REQUEST —
Copy out all lines that carry the word "JSON".

STORED ROWS —
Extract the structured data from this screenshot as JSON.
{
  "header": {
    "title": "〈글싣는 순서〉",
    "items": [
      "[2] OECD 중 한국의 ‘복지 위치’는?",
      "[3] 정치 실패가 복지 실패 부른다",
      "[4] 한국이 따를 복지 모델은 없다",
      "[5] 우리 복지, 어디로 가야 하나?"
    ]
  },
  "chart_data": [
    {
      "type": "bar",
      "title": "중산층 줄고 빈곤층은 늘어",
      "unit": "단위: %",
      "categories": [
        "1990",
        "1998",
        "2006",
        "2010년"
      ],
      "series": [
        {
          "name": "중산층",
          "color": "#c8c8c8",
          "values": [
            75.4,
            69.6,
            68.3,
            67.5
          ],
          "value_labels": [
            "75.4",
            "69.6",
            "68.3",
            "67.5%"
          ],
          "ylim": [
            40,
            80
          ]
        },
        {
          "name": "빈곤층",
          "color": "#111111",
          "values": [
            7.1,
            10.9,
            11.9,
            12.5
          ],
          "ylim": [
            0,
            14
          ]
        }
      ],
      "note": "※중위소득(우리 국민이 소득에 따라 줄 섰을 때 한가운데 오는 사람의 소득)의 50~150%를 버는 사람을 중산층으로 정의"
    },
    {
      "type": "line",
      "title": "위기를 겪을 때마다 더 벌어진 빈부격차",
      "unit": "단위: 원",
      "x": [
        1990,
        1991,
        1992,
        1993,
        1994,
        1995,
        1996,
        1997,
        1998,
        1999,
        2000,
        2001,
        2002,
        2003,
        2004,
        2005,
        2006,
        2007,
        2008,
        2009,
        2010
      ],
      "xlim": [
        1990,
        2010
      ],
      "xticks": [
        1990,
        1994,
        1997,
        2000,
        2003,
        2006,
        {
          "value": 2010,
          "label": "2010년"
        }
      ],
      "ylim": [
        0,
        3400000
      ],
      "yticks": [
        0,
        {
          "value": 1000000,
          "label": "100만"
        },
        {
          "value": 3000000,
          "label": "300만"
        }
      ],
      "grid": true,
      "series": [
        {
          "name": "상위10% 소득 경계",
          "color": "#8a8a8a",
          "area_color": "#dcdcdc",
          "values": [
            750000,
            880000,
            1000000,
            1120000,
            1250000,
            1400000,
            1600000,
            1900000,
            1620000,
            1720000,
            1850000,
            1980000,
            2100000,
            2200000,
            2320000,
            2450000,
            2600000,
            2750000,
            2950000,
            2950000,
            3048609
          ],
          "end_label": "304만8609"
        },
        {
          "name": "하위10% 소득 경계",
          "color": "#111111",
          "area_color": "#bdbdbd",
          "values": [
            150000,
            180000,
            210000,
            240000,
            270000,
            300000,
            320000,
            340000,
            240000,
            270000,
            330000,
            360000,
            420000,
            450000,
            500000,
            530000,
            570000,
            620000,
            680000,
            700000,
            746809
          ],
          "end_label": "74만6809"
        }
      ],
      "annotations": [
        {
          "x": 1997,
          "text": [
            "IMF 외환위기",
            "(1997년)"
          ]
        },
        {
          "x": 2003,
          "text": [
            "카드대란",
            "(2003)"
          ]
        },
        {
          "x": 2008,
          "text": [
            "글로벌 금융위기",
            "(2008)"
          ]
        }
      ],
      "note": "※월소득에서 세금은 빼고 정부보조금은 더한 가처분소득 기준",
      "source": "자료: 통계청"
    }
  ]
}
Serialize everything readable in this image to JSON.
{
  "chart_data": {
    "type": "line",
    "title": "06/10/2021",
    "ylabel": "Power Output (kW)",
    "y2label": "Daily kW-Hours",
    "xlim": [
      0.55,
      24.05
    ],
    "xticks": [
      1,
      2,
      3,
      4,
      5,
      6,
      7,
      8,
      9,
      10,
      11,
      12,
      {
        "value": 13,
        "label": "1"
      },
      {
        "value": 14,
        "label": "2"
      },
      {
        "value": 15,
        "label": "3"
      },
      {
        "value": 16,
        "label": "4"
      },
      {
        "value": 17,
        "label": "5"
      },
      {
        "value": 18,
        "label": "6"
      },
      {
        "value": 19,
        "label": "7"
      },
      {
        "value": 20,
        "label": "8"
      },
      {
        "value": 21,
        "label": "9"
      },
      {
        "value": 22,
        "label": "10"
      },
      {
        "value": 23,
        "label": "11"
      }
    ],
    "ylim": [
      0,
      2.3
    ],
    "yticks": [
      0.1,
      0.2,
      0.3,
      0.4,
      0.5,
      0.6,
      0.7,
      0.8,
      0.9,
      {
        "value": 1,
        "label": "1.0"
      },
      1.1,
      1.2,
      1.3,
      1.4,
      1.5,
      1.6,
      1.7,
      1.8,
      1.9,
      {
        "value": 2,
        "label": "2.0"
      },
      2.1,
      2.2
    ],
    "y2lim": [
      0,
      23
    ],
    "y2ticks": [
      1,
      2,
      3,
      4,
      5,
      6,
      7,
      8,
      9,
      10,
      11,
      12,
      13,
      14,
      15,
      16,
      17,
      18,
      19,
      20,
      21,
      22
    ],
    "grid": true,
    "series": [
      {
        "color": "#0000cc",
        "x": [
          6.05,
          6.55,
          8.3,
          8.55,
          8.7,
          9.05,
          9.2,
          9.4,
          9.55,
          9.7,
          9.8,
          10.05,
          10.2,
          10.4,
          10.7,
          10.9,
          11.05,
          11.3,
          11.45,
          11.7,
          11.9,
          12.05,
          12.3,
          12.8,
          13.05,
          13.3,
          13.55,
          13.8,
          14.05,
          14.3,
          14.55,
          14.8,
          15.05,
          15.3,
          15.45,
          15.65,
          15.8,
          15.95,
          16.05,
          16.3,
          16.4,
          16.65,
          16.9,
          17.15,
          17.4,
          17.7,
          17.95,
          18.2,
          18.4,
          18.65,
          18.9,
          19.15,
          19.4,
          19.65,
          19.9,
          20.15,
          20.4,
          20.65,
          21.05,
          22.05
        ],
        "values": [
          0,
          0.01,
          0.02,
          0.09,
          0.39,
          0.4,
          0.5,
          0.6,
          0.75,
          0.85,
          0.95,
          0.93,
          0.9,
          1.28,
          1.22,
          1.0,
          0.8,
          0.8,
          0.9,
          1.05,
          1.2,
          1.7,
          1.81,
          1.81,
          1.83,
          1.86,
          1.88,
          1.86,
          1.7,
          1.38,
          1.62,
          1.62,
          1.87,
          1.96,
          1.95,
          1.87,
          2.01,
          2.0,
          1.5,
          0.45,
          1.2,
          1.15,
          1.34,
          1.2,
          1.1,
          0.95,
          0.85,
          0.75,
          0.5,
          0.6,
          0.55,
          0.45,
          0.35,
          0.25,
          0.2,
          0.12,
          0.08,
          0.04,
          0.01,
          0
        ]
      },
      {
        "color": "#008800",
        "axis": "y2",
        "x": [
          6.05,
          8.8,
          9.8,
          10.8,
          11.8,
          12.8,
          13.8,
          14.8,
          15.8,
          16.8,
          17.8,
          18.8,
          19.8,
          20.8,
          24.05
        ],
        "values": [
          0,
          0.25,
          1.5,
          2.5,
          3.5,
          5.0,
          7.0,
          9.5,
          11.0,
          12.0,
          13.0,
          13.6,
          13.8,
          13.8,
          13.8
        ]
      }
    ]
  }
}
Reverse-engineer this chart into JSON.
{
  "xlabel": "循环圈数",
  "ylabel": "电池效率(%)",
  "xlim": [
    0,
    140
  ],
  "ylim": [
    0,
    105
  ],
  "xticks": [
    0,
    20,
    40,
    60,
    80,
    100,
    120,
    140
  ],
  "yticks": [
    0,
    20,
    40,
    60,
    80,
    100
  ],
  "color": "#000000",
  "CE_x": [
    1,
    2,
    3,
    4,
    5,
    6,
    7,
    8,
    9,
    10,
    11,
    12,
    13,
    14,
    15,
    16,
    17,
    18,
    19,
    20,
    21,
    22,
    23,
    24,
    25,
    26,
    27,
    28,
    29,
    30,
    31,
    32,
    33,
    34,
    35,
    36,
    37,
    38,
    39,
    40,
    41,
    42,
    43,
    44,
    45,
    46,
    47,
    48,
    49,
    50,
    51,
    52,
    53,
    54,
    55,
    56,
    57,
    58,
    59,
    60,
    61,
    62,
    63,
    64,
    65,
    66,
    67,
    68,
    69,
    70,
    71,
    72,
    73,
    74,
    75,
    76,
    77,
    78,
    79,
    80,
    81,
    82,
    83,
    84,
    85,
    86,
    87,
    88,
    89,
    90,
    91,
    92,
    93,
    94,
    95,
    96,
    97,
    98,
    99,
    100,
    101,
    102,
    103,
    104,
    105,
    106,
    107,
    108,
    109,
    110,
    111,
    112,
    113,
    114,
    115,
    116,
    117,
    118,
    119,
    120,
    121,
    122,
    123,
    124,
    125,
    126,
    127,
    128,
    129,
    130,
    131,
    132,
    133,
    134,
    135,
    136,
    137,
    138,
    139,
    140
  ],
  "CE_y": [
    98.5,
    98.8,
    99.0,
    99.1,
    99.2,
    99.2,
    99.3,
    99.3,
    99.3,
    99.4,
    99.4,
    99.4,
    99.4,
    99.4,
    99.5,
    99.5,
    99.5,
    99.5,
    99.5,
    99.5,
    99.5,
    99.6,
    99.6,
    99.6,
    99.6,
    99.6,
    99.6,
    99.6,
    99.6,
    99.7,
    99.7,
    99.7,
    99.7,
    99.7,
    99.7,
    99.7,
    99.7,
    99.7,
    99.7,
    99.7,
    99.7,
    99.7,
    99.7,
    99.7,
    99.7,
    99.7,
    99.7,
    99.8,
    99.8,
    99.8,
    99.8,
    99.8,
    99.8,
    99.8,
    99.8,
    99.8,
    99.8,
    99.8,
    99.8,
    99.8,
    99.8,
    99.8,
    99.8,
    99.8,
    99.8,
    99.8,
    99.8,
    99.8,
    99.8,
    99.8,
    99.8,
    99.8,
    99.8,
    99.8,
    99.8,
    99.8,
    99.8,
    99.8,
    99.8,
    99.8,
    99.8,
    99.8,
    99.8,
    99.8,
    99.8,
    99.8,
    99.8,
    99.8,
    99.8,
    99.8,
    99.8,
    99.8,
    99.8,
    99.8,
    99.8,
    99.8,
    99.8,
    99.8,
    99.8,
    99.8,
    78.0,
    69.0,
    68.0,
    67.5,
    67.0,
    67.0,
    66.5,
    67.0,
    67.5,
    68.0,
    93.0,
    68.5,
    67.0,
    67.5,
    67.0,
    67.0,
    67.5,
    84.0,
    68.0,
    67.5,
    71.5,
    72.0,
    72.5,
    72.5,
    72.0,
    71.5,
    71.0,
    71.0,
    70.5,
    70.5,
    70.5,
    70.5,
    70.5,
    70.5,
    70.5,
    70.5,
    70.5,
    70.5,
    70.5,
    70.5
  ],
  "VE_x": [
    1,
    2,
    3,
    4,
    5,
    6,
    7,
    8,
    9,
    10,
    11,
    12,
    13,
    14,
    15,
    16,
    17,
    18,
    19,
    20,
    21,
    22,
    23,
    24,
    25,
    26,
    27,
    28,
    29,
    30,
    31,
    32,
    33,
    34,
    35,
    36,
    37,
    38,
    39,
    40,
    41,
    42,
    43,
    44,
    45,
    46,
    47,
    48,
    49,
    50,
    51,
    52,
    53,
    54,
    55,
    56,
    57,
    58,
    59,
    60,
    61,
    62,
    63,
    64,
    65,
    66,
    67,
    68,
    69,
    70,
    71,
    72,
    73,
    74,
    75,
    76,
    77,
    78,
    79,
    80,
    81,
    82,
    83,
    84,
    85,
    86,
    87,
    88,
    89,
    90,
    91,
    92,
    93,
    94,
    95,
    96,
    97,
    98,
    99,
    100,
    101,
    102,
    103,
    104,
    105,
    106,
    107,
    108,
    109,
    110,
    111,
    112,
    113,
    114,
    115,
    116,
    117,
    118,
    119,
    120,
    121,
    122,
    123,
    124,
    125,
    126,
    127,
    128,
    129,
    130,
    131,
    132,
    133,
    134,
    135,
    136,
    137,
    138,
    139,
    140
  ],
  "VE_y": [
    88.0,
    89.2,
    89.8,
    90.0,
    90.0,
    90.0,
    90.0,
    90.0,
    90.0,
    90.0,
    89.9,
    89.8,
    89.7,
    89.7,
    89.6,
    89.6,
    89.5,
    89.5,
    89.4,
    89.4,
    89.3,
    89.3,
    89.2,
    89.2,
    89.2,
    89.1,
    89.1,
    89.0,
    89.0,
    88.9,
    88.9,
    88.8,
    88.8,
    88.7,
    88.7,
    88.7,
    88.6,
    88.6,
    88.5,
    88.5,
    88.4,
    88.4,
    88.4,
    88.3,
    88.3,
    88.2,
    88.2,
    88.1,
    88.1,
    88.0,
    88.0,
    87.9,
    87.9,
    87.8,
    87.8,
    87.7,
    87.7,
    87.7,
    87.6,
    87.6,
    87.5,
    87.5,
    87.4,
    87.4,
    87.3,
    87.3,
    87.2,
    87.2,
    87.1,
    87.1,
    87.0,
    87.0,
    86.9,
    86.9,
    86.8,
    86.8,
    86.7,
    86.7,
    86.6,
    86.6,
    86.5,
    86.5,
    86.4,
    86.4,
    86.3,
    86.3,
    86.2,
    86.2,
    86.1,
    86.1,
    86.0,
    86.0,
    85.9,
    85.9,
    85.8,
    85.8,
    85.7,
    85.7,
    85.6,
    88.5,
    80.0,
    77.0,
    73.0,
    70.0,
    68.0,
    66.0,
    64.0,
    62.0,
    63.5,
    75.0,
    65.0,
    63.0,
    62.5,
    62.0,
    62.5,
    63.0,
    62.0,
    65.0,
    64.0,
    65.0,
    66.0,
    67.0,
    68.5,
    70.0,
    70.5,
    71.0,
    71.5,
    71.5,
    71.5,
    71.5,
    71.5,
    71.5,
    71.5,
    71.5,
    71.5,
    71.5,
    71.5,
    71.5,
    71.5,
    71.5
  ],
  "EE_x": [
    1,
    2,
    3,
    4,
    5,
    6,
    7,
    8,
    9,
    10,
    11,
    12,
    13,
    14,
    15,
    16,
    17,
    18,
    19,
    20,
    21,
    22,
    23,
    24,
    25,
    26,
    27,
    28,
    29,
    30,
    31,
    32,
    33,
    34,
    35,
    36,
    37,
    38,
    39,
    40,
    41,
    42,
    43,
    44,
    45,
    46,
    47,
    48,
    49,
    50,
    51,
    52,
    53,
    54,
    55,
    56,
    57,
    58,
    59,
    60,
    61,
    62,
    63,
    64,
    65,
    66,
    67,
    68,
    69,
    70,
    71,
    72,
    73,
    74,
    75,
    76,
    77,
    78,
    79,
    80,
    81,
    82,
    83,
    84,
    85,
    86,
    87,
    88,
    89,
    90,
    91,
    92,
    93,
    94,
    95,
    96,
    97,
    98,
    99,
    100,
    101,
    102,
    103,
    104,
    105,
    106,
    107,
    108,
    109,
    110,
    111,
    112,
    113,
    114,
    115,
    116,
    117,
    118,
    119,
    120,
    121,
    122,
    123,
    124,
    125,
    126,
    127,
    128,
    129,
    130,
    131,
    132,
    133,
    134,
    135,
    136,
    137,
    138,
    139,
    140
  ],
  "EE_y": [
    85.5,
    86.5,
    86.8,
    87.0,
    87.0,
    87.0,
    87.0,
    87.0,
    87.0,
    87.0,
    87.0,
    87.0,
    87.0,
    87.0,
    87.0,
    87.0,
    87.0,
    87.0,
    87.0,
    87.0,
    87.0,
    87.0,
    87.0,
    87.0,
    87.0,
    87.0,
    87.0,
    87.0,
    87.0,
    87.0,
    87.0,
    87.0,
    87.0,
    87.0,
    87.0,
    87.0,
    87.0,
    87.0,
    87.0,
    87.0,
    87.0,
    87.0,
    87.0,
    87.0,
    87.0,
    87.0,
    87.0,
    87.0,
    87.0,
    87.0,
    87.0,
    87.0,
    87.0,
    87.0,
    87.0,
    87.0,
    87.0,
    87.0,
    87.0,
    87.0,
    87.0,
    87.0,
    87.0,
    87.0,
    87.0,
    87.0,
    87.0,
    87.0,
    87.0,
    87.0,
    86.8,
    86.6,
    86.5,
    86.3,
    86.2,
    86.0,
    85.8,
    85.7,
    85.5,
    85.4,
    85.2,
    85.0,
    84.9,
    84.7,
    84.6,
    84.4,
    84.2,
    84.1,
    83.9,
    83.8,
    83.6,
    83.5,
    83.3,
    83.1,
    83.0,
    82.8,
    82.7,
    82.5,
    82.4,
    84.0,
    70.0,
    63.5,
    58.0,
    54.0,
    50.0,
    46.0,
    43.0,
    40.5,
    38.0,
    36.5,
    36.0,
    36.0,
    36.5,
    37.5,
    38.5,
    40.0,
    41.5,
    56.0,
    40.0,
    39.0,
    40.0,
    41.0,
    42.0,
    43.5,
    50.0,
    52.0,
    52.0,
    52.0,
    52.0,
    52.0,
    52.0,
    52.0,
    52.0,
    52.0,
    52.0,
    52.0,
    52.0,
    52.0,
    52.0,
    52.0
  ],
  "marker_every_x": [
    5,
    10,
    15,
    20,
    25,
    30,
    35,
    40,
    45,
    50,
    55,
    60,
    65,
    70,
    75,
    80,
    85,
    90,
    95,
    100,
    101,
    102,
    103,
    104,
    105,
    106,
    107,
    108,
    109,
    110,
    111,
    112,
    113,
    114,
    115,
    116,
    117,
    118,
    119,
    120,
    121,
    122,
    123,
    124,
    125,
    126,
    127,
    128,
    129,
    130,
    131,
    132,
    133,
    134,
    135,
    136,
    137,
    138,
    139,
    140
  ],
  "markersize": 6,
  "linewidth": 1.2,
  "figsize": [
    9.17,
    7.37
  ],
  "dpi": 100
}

SOLUTION FOR THIS PROBLEM —
Extract the structured data from this screenshot as JSON.
Serialize everything readable in this image to JSON.
Reverse-engineer this chart into JSON.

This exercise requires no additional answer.